- _DIRECTIVE_:
Reproduce the following data line for line, with no changes.

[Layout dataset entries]
* Begin *

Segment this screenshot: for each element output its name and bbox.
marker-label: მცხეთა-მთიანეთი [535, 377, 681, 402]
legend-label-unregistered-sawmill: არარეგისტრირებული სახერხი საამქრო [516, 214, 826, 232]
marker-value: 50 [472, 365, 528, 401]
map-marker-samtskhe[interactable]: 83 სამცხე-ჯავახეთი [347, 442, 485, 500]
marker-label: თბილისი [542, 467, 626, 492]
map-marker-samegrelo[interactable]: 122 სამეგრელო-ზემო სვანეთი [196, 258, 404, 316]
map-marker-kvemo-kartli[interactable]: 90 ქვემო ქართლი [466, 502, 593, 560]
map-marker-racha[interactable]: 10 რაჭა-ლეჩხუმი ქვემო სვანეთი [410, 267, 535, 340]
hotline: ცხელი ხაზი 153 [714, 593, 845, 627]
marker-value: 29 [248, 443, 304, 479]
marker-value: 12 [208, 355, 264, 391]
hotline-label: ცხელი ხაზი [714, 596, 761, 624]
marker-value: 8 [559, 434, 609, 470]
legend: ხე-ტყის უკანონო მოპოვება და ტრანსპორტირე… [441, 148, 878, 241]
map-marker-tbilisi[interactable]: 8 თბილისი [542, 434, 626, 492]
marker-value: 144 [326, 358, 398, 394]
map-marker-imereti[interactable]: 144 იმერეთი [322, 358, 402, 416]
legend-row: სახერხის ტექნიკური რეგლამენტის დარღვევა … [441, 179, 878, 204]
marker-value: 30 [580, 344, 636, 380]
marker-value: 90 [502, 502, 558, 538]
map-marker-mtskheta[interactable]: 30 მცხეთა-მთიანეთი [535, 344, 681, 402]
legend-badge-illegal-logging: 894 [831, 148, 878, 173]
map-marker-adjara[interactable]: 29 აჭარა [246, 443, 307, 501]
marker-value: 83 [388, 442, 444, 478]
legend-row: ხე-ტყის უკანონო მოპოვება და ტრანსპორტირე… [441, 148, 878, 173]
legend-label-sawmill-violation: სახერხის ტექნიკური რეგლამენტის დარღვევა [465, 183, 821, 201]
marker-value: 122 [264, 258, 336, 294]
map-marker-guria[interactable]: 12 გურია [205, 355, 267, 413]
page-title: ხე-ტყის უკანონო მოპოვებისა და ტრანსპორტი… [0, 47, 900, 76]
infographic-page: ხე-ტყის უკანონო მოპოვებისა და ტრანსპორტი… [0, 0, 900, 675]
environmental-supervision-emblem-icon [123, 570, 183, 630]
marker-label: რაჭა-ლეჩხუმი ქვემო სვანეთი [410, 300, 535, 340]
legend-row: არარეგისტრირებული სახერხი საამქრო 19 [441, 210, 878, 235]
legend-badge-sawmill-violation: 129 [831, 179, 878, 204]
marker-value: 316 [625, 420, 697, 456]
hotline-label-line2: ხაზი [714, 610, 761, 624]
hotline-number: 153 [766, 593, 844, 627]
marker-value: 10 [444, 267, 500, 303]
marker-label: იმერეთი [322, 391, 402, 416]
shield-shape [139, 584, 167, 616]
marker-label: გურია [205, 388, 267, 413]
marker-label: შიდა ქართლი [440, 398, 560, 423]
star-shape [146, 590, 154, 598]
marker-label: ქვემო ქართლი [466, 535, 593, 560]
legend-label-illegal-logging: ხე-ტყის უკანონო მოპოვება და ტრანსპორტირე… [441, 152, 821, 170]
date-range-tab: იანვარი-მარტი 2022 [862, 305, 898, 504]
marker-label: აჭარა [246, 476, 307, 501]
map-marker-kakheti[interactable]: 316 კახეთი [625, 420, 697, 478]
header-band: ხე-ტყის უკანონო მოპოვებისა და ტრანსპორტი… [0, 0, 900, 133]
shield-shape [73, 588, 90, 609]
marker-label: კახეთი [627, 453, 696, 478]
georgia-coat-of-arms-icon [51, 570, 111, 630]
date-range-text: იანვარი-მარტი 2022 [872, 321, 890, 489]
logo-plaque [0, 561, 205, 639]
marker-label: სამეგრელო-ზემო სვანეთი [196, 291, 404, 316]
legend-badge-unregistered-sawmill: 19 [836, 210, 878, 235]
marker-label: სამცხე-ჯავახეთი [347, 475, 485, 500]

* End *

- _COMPLETED TASK_:
Segment this screenshot: for each element output its name and bbox.
marker-label: მცხეთა-მთიანეთი [535, 377, 681, 402]
legend-label-unregistered-sawmill: არარეგისტრირებული სახერხი საამქრო [516, 214, 826, 232]
marker-value: 50 [472, 365, 528, 401]
map-marker-samtskhe[interactable]: 83 სამცხე-ჯავახეთი [347, 442, 485, 500]
marker-label: თბილისი [542, 467, 626, 492]
map-marker-samegrelo[interactable]: 122 სამეგრელო-ზემო სვანეთი [196, 258, 404, 316]
map-marker-kvemo-kartli[interactable]: 90 ქვემო ქართლი [466, 502, 593, 560]
map-marker-racha[interactable]: 10 რაჭა-ლეჩხუმი ქვემო სვანეთი [410, 267, 535, 340]
hotline: ცხელი ხაზი 153 [714, 593, 845, 627]
marker-value: 29 [248, 443, 304, 479]
marker-value: 12 [208, 355, 264, 391]
hotline-label: ცხელი ხაზი [714, 596, 761, 624]
marker-value: 8 [559, 434, 609, 470]
legend: ხე-ტყის უკანონო მოპოვება და ტრანსპორტირე… [441, 148, 878, 241]
map-marker-tbilisi[interactable]: 8 თბილისი [542, 434, 626, 492]
marker-value: 144 [326, 358, 398, 394]
map-marker-imereti[interactable]: 144 იმერეთი [322, 358, 402, 416]
legend-row: სახერხის ტექნიკური რეგლამენტის დარღვევა … [441, 179, 878, 204]
marker-value: 30 [580, 344, 636, 380]
marker-value: 90 [502, 502, 558, 538]
map-marker-mtskheta[interactable]: 30 მცხეთა-მთიანეთი [535, 344, 681, 402]
legend-badge-illegal-logging: 894 [831, 148, 878, 173]
map-marker-adjara[interactable]: 29 აჭარა [246, 443, 307, 501]
marker-value: 83 [388, 442, 444, 478]
legend-row: ხე-ტყის უკანონო მოპოვება და ტრანსპორტირე… [441, 148, 878, 173]
legend-label-sawmill-violation: სახერხის ტექნიკური რეგლამენტის დარღვევა [465, 183, 821, 201]
marker-value: 122 [264, 258, 336, 294]
map-marker-guria[interactable]: 12 გურია [205, 355, 267, 413]
page-title: ხე-ტყის უკანონო მოპოვებისა და ტრანსპორტი… [0, 47, 900, 76]
infographic-page: ხე-ტყის უკანონო მოპოვებისა და ტრანსპორტი… [0, 0, 900, 675]
environmental-supervision-emblem-icon [123, 570, 183, 630]
marker-label: რაჭა-ლეჩხუმი ქვემო სვანეთი [410, 300, 535, 340]
legend-row: არარეგისტრირებული სახერხი საამქრო 19 [441, 210, 878, 235]
legend-badge-sawmill-violation: 129 [831, 179, 878, 204]
marker-value: 316 [625, 420, 697, 456]
hotline-label-line2: ხაზი [714, 610, 761, 624]
hotline-number: 153 [766, 593, 844, 627]
marker-value: 10 [444, 267, 500, 303]
marker-label: იმერეთი [322, 391, 402, 416]
shield-shape [139, 584, 167, 616]
marker-label: გურია [205, 388, 267, 413]
marker-label: შიდა ქართლი [440, 398, 560, 423]
star-shape [146, 590, 154, 598]
marker-label: ქვემო ქართლი [466, 535, 593, 560]
legend-label-illegal-logging: ხე-ტყის უკანონო მოპოვება და ტრანსპორტირე… [441, 152, 821, 170]
date-range-tab: იანვარი-მარტი 2022 [862, 305, 898, 504]
marker-label: აჭარა [246, 476, 307, 501]
map-marker-kakheti[interactable]: 316 კახეთი [625, 420, 697, 478]
header-band: ხე-ტყის უკანონო მოპოვებისა და ტრანსპორტი… [0, 0, 900, 133]
shield-shape [73, 588, 90, 609]
marker-label: კახეთი [627, 453, 696, 478]
georgia-coat-of-arms-icon [51, 570, 111, 630]
date-range-text: იანვარი-მარტი 2022 [872, 321, 890, 489]
logo-plaque [0, 561, 205, 639]
marker-label: სამეგრელო-ზემო სვანეთი [196, 291, 404, 316]
legend-badge-unregistered-sawmill: 19 [836, 210, 878, 235]
marker-label: სამცხე-ჯავახეთი [347, 475, 485, 500]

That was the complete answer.